Please write the listing below out again exactly, leaving every picture behind.
[Start of Stored data]
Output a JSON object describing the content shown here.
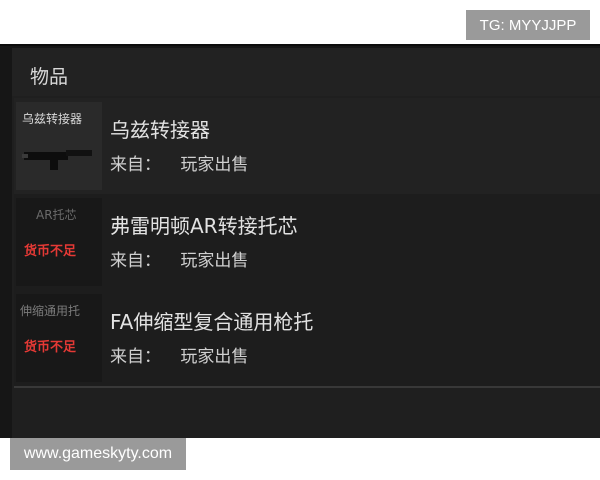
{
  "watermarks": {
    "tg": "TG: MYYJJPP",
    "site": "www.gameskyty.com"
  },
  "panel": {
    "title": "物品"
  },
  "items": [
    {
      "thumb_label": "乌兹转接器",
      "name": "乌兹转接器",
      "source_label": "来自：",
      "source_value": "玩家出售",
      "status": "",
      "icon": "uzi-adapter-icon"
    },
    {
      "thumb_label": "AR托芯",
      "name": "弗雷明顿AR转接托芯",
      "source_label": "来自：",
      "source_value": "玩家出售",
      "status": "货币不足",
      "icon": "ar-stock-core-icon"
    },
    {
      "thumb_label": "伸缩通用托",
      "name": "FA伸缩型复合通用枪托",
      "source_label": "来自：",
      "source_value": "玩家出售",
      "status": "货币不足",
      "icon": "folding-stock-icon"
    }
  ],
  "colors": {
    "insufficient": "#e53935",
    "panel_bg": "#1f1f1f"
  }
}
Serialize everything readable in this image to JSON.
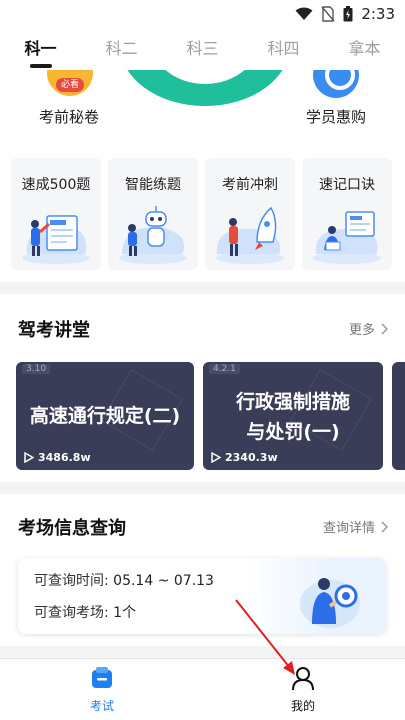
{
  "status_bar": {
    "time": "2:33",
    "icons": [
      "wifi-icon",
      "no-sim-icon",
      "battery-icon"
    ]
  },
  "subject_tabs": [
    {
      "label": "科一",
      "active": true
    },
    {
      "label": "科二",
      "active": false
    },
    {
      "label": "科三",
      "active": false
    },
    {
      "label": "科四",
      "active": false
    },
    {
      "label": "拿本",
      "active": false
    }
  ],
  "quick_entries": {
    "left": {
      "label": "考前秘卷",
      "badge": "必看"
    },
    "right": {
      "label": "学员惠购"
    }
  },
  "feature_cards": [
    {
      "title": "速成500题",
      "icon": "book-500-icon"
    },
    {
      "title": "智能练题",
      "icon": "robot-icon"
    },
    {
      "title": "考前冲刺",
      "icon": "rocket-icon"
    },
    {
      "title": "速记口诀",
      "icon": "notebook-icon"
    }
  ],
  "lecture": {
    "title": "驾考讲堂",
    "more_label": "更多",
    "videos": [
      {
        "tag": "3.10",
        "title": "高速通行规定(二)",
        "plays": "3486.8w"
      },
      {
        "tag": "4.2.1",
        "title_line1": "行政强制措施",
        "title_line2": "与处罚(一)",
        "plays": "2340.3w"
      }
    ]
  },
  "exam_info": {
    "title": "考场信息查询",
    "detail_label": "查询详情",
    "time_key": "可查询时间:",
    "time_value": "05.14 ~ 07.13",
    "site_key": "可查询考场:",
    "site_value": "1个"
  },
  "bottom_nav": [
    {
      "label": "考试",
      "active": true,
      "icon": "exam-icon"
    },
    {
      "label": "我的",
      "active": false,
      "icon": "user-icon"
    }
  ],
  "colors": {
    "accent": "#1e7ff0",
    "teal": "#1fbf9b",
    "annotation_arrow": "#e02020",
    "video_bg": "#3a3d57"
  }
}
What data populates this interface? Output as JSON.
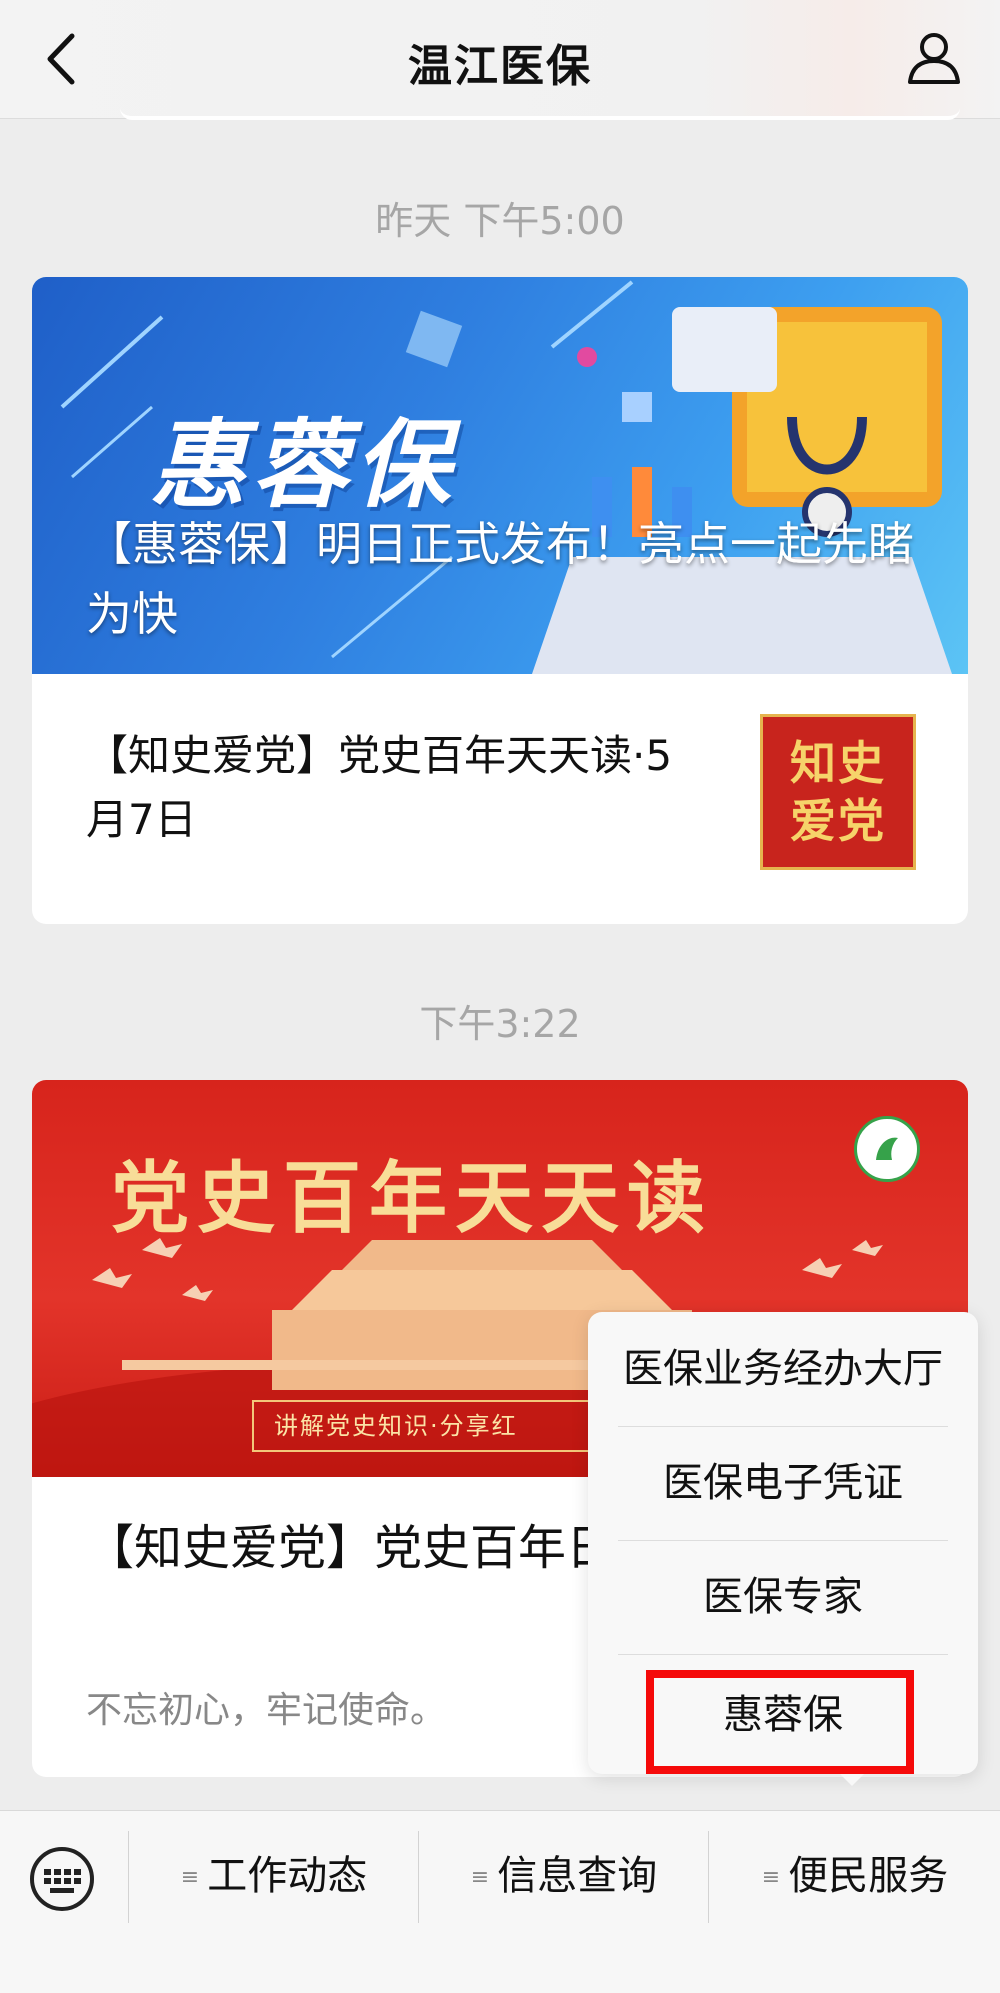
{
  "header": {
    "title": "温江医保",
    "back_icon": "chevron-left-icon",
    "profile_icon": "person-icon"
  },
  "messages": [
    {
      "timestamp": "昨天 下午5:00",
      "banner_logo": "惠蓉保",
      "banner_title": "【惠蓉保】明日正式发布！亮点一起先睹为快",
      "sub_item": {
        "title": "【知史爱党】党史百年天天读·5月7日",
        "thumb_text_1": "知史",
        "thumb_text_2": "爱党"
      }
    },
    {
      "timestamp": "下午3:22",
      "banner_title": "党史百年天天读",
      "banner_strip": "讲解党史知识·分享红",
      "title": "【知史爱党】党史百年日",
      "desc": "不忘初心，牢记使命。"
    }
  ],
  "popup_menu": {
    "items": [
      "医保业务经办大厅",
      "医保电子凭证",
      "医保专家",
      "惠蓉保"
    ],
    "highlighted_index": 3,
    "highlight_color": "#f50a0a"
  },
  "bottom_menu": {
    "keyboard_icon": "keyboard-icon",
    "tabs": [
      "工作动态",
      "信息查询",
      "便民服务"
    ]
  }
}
[End of Stored data]
## Task output
Output a JSON object describing the content shown here.
{
  "watermarks": {
    "tg": "TG: MYYJJPP",
    "site": "www.gameskyty.com"
  },
  "panel": {
    "title": "物品"
  },
  "items": [
    {
      "thumb_label": "乌兹转接器",
      "name": "乌兹转接器",
      "source_label": "来自：",
      "source_value": "玩家出售",
      "status": "",
      "icon": "uzi-adapter-icon"
    },
    {
      "thumb_label": "AR托芯",
      "name": "弗雷明顿AR转接托芯",
      "source_label": "来自：",
      "source_value": "玩家出售",
      "status": "货币不足",
      "icon": "ar-stock-core-icon"
    },
    {
      "thumb_label": "伸缩通用托",
      "name": "FA伸缩型复合通用枪托",
      "source_label": "来自：",
      "source_value": "玩家出售",
      "status": "货币不足",
      "icon": "folding-stock-icon"
    }
  ],
  "colors": {
    "insufficient": "#e53935",
    "panel_bg": "#1f1f1f"
  }
}
Serialize everything readable in this image to JSON.
{
  "status_bar": {
    "time": "2:33",
    "icons": [
      "wifi-icon",
      "no-sim-icon",
      "battery-icon"
    ]
  },
  "subject_tabs": [
    {
      "label": "科一",
      "active": true
    },
    {
      "label": "科二",
      "active": false
    },
    {
      "label": "科三",
      "active": false
    },
    {
      "label": "科四",
      "active": false
    },
    {
      "label": "拿本",
      "active": false
    }
  ],
  "quick_entries": {
    "left": {
      "label": "考前秘卷",
      "badge": "必看"
    },
    "right": {
      "label": "学员惠购"
    }
  },
  "feature_cards": [
    {
      "title": "速成500题",
      "icon": "book-500-icon"
    },
    {
      "title": "智能练题",
      "icon": "robot-icon"
    },
    {
      "title": "考前冲刺",
      "icon": "rocket-icon"
    },
    {
      "title": "速记口诀",
      "icon": "notebook-icon"
    }
  ],
  "lecture": {
    "title": "驾考讲堂",
    "more_label": "更多",
    "videos": [
      {
        "tag": "3.10",
        "title": "高速通行规定(二)",
        "plays": "3486.8w"
      },
      {
        "tag": "4.2.1",
        "title_line1": "行政强制措施",
        "title_line2": "与处罚(一)",
        "plays": "2340.3w"
      }
    ]
  },
  "exam_info": {
    "title": "考场信息查询",
    "detail_label": "查询详情",
    "time_key": "可查询时间:",
    "time_value": "05.14 ~ 07.13",
    "site_key": "可查询考场:",
    "site_value": "1个"
  },
  "bottom_nav": [
    {
      "label": "考试",
      "active": true,
      "icon": "exam-icon"
    },
    {
      "label": "我的",
      "active": false,
      "icon": "user-icon"
    }
  ],
  "colors": {
    "accent": "#1e7ff0",
    "teal": "#1fbf9b",
    "annotation_arrow": "#e02020",
    "video_bg": "#3a3d57"
  }
}
What data populates this interface? Output as JSON.
{
  "header": {
    "title": "温江医保",
    "back_icon": "chevron-left-icon",
    "profile_icon": "person-icon"
  },
  "messages": [
    {
      "timestamp": "昨天 下午5:00",
      "banner_logo": "惠蓉保",
      "banner_title": "【惠蓉保】明日正式发布！亮点一起先睹为快",
      "sub_item": {
        "title": "【知史爱党】党史百年天天读·5月7日",
        "thumb_text_1": "知史",
        "thumb_text_2": "爱党"
      }
    },
    {
      "timestamp": "下午3:22",
      "banner_title": "党史百年天天读",
      "banner_strip": "讲解党史知识·分享红",
      "title": "【知史爱党】党史百年日",
      "desc": "不忘初心，牢记使命。"
    }
  ],
  "popup_menu": {
    "items": [
      "医保业务经办大厅",
      "医保电子凭证",
      "医保专家",
      "惠蓉保"
    ],
    "highlighted_index": 3,
    "highlight_color": "#f50a0a"
  },
  "bottom_menu": {
    "keyboard_icon": "keyboard-icon",
    "tabs": [
      "工作动态",
      "信息查询",
      "便民服务"
    ]
  }
}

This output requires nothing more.